(EXERCISE TASK) Using the records below, please work out how many lines contain "text"; answer with the number alone.

(INFORMATION SHOWN)
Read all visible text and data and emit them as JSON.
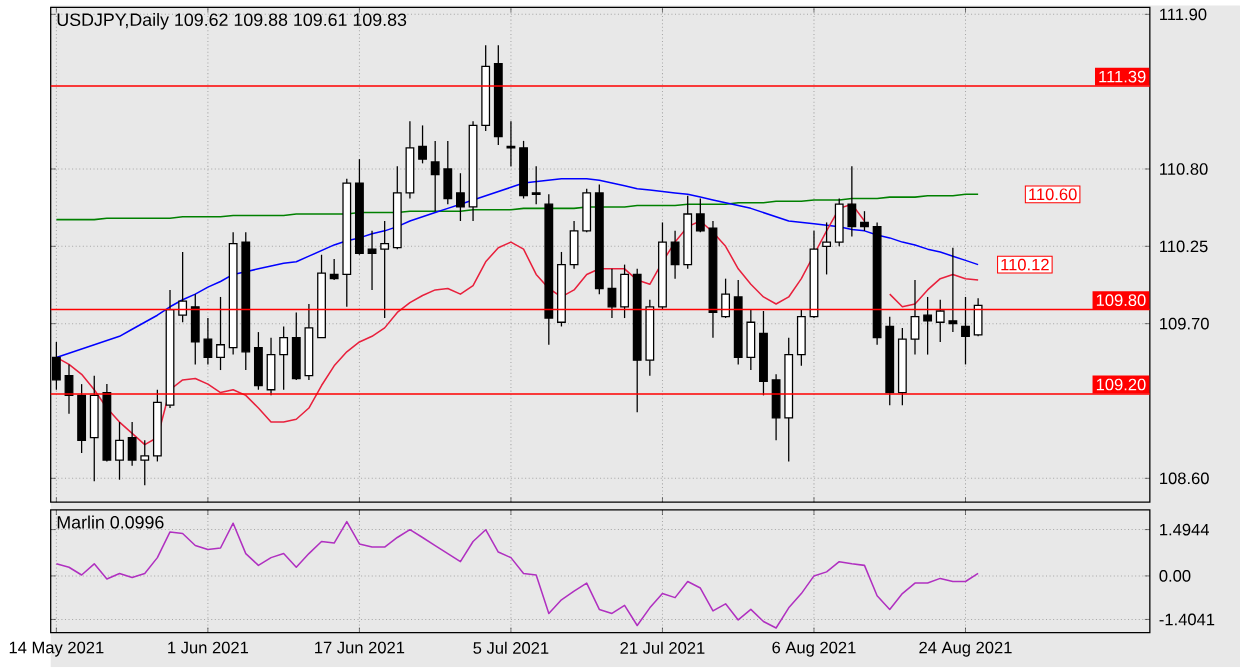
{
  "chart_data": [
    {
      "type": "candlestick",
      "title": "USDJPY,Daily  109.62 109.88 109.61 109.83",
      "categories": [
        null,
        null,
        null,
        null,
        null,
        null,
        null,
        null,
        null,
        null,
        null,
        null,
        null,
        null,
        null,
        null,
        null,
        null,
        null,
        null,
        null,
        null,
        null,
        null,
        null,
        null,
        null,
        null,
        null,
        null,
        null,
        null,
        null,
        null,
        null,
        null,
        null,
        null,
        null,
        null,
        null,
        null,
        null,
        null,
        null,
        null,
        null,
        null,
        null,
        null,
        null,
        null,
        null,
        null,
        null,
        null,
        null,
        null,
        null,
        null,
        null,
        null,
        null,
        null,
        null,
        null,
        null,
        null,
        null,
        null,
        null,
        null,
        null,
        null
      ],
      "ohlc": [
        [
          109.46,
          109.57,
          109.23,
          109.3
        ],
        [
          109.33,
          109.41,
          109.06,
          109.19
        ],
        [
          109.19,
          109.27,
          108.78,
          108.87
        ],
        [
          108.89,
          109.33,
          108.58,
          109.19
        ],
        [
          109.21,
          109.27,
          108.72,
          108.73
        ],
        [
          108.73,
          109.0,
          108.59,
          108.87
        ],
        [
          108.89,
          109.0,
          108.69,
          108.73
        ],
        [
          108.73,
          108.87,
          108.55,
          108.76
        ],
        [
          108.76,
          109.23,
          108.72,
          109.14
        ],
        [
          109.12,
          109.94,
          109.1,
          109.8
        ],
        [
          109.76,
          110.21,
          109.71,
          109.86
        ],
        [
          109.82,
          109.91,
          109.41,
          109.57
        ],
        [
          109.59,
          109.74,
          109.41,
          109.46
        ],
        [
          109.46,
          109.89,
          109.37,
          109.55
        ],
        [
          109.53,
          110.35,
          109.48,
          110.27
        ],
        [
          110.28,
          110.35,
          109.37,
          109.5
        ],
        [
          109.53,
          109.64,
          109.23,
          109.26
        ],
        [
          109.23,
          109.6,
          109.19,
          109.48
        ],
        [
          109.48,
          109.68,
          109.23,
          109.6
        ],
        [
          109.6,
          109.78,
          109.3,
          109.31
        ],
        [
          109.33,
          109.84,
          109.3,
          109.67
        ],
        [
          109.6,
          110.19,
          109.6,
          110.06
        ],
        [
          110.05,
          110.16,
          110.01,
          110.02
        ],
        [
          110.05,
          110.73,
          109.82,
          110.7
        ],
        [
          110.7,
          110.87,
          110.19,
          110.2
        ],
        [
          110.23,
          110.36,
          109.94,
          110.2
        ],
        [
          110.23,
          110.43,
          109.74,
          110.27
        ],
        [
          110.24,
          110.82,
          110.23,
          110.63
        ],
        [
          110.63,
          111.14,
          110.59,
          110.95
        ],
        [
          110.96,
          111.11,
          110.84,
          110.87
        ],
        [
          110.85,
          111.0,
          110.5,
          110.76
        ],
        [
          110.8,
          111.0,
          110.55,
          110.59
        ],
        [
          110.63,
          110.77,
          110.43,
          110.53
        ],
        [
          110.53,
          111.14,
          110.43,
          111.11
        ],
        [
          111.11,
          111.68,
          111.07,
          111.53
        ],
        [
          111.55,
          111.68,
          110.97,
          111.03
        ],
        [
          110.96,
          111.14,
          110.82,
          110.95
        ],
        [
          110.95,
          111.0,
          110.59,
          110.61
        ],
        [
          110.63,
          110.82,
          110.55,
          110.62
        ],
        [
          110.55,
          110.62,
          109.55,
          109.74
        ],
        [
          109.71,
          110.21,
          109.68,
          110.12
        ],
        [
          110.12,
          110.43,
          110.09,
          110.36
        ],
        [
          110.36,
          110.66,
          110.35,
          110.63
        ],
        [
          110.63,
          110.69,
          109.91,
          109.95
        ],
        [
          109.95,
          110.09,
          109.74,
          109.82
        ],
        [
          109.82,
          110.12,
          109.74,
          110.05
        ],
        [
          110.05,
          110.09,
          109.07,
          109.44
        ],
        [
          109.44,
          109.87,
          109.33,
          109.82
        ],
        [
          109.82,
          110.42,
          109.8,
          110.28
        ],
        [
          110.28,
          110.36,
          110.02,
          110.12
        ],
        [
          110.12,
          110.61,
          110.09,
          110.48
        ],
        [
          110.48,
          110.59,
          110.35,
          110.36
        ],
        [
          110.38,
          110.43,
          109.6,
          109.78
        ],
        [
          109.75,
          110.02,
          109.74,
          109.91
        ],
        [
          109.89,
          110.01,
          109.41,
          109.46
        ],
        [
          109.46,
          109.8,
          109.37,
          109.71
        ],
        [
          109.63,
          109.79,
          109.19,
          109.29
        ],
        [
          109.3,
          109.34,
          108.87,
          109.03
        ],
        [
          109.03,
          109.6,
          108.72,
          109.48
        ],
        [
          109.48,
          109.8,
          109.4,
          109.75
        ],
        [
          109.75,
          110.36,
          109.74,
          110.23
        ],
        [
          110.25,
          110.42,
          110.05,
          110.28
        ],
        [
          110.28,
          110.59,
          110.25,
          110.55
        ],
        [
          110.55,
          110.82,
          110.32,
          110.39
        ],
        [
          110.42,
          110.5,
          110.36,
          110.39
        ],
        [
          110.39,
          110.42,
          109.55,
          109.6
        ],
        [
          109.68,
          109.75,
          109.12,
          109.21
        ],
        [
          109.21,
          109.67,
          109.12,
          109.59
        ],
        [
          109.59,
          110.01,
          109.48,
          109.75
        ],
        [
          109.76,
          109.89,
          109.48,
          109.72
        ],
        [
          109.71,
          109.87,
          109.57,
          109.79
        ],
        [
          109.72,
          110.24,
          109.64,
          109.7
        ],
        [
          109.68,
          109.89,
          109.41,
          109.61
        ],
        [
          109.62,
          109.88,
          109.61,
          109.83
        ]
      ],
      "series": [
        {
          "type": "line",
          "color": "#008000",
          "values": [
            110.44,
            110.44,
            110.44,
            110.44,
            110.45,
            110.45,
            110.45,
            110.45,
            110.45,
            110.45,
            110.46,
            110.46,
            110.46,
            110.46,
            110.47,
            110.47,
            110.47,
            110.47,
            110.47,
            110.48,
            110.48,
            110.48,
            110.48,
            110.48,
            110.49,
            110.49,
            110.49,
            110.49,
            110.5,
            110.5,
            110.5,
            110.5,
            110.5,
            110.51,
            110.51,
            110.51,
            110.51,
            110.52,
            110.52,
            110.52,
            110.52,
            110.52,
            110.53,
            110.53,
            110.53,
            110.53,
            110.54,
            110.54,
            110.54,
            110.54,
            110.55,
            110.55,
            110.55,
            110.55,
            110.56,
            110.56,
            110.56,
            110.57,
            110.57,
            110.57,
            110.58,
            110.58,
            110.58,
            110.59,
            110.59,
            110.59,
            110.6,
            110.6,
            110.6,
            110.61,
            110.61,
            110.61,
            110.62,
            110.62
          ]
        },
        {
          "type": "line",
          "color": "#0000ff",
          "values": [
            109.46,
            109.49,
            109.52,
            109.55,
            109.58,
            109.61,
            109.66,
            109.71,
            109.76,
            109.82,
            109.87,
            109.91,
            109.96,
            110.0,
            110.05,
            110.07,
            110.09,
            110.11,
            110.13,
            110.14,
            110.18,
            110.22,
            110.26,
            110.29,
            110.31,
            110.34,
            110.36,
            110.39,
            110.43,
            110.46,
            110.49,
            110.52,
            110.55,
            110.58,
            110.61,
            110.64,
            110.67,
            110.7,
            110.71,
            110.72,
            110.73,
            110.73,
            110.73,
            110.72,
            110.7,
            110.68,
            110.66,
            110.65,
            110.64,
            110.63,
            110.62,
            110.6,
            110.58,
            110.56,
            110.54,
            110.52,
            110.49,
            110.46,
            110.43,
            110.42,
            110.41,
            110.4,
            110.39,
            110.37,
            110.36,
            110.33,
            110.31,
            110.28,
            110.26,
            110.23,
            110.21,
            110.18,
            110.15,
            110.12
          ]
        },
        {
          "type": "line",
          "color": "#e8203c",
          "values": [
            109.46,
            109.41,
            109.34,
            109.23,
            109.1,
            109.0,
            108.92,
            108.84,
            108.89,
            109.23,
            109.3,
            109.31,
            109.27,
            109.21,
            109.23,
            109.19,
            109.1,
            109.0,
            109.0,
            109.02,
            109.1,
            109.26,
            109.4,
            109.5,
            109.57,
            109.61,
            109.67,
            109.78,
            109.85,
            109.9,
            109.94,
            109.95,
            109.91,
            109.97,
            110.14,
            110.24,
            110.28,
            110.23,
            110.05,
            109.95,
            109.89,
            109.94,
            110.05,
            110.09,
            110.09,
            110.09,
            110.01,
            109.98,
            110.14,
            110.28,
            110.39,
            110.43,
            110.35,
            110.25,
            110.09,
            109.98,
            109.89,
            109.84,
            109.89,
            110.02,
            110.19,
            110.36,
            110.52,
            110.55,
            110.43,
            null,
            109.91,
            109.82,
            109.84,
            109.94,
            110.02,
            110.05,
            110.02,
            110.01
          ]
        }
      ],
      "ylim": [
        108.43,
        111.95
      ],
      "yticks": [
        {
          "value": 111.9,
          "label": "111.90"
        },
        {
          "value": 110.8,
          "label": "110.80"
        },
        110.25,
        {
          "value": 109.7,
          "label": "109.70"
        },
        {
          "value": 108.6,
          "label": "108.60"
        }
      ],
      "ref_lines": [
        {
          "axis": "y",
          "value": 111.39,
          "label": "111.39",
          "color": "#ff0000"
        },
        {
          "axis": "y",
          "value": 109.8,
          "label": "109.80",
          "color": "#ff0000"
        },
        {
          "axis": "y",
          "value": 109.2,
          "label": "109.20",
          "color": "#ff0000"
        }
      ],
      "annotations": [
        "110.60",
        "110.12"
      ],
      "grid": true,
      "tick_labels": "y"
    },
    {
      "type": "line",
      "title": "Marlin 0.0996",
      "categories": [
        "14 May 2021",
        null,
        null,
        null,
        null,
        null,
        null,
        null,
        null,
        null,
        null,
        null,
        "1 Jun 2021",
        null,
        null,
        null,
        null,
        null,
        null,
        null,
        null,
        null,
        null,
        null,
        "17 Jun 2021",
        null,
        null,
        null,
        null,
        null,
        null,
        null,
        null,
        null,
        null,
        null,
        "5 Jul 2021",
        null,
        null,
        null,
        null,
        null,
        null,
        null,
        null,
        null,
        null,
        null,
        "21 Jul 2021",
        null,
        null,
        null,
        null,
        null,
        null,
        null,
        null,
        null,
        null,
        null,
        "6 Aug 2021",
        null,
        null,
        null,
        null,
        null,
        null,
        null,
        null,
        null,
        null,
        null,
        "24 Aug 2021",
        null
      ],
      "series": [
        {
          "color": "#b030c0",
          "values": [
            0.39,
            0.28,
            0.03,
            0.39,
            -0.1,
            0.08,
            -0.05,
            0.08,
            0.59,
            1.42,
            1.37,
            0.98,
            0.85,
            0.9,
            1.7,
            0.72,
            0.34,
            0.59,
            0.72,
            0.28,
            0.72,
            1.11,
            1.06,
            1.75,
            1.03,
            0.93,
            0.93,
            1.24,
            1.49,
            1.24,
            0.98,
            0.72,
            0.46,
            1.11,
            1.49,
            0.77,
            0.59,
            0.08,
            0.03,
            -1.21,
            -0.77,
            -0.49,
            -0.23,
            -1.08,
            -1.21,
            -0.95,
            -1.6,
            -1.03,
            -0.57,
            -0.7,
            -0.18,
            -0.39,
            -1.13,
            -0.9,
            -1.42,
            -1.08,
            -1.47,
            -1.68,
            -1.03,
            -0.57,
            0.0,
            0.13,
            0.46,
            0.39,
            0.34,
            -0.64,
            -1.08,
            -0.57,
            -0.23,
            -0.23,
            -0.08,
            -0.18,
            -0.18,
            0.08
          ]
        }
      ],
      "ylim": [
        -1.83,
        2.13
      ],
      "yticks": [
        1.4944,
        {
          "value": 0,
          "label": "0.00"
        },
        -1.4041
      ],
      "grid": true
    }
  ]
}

--

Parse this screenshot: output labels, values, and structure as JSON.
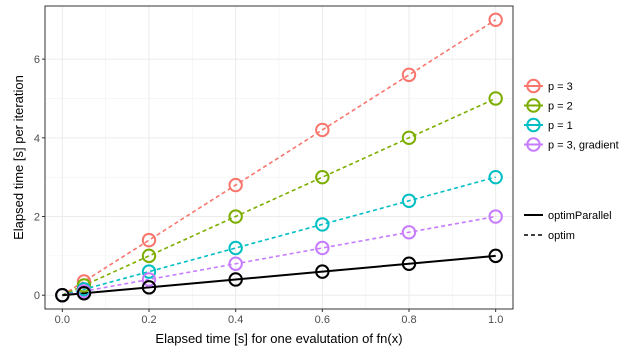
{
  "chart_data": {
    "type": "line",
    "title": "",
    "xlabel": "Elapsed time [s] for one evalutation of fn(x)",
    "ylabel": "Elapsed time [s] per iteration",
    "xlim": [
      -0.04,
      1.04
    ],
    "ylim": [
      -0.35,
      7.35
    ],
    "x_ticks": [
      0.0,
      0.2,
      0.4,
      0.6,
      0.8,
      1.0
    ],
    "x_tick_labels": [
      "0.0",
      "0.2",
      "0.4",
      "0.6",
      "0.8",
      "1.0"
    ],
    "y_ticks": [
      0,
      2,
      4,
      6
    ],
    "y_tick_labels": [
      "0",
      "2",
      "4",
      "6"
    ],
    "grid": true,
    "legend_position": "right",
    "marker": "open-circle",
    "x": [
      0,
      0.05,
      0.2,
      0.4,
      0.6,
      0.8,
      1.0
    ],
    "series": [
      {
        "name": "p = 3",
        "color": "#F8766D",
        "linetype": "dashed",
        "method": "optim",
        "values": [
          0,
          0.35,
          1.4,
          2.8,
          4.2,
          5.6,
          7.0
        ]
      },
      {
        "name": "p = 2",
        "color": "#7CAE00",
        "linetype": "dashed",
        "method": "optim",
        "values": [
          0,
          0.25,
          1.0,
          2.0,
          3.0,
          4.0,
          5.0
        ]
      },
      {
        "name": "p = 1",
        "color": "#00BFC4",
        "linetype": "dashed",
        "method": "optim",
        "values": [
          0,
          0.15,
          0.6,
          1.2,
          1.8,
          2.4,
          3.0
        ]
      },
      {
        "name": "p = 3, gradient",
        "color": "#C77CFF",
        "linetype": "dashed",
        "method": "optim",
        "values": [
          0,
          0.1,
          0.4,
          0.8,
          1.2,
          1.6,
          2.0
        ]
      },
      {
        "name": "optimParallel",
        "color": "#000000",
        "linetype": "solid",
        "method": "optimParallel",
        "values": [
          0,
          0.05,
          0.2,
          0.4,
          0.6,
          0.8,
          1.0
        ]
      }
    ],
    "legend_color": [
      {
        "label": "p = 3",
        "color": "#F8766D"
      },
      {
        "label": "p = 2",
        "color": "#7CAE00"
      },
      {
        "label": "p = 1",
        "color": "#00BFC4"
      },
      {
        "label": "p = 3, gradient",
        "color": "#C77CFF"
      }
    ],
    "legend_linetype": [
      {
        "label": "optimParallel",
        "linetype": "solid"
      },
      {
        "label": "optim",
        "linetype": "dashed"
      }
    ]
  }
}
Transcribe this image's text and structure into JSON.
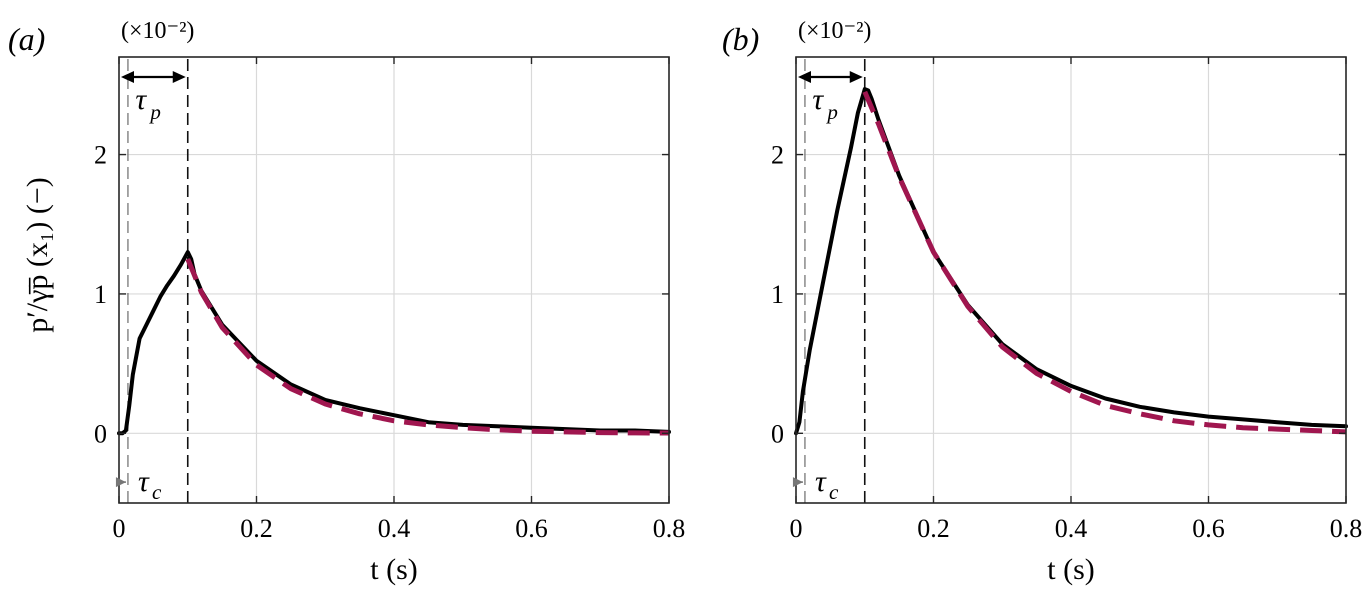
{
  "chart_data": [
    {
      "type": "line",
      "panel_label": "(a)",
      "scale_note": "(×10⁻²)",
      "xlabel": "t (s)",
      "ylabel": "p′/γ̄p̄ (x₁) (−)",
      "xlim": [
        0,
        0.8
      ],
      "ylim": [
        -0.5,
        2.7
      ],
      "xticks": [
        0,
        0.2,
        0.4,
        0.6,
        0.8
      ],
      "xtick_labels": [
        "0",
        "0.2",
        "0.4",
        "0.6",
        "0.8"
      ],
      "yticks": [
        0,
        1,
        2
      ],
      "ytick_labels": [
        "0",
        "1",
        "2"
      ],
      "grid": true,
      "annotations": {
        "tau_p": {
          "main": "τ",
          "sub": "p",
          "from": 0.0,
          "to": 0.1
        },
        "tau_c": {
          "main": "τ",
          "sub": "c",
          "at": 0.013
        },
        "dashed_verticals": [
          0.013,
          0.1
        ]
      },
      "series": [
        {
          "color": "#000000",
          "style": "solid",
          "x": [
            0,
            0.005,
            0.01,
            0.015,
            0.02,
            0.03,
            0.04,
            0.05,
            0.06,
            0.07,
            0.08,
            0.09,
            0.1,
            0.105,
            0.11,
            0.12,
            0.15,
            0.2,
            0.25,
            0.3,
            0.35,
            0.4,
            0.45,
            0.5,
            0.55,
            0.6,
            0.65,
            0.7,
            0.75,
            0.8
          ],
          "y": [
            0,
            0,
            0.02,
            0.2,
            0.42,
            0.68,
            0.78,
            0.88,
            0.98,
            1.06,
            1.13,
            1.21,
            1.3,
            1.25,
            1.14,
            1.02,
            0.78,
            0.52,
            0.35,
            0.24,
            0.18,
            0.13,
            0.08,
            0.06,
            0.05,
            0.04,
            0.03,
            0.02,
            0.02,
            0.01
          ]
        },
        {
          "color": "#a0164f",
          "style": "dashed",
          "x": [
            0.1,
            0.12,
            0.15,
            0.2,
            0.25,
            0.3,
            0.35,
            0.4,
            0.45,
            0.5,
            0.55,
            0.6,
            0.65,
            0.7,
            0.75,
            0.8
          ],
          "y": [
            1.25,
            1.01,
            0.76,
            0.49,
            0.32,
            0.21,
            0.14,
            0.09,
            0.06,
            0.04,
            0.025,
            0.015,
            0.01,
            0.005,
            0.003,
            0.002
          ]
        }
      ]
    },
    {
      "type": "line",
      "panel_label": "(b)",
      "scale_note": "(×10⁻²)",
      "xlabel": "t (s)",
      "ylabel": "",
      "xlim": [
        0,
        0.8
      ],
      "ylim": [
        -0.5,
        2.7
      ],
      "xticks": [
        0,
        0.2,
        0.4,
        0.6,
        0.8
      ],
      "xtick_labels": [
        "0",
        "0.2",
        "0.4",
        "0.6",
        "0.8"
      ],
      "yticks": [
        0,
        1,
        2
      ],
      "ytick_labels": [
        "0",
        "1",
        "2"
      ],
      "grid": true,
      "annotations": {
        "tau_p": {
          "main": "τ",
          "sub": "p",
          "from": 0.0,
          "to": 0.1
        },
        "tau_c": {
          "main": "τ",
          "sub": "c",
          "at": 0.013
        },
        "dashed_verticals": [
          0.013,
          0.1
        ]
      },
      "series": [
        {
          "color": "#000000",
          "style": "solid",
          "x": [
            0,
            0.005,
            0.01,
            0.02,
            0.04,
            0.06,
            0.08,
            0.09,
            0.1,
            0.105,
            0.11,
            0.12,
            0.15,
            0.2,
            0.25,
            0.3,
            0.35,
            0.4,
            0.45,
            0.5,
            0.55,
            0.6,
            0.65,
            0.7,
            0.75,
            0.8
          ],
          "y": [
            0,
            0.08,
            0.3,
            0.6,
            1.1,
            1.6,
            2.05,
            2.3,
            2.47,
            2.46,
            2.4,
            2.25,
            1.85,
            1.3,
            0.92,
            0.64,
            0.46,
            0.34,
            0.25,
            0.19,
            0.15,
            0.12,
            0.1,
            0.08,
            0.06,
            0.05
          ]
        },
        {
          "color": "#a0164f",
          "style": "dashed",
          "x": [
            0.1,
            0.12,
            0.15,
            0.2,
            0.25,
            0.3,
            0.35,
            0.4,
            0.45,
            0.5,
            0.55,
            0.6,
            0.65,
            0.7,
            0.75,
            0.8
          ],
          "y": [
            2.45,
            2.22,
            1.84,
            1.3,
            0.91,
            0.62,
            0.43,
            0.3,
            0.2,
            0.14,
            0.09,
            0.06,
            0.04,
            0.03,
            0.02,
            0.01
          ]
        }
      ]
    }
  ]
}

---

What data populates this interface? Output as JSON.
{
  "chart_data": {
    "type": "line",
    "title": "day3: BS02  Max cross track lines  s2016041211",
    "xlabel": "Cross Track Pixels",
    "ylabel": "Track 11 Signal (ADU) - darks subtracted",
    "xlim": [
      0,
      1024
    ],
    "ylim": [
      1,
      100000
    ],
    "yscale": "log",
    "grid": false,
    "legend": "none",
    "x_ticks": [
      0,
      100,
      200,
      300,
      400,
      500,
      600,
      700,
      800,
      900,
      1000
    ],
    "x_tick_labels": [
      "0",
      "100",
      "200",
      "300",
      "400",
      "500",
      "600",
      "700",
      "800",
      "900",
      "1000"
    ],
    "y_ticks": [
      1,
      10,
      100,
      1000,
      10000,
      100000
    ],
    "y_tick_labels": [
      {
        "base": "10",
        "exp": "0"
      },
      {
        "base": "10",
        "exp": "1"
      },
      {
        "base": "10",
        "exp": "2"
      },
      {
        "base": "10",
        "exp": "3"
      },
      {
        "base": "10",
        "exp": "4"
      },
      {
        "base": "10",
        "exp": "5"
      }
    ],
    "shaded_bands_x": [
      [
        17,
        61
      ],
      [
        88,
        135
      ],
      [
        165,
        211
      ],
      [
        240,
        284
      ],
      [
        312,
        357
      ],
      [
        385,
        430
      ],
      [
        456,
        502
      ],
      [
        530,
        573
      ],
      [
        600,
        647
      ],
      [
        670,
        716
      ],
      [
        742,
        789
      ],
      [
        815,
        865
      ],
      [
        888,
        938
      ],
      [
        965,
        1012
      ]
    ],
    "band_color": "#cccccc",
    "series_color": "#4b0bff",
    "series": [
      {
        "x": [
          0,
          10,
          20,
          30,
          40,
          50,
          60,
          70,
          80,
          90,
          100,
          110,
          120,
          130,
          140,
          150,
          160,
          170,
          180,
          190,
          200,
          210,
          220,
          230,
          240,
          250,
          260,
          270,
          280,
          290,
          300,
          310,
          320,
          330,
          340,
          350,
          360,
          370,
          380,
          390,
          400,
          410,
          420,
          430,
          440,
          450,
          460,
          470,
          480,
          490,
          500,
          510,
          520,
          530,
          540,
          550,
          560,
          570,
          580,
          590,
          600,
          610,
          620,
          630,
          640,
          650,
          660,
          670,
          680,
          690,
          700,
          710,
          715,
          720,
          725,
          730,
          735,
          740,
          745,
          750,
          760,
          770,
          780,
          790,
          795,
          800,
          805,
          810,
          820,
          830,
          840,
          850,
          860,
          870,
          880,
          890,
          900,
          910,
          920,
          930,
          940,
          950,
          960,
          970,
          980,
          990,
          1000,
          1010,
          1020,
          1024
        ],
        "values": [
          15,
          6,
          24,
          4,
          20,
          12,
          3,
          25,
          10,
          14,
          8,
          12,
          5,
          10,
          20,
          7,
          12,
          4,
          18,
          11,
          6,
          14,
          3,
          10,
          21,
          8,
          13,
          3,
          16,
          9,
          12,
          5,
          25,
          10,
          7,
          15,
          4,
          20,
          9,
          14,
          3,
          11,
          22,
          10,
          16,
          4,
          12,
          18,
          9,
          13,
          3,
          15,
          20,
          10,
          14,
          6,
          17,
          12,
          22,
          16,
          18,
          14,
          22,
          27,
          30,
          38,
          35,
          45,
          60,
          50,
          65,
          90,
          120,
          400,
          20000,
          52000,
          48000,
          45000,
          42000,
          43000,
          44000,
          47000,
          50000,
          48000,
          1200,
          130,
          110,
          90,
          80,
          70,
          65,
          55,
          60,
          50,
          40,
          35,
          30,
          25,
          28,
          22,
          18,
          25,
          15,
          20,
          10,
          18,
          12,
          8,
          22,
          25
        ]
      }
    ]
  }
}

(SOLUTION TO THIS PROBLEM) 2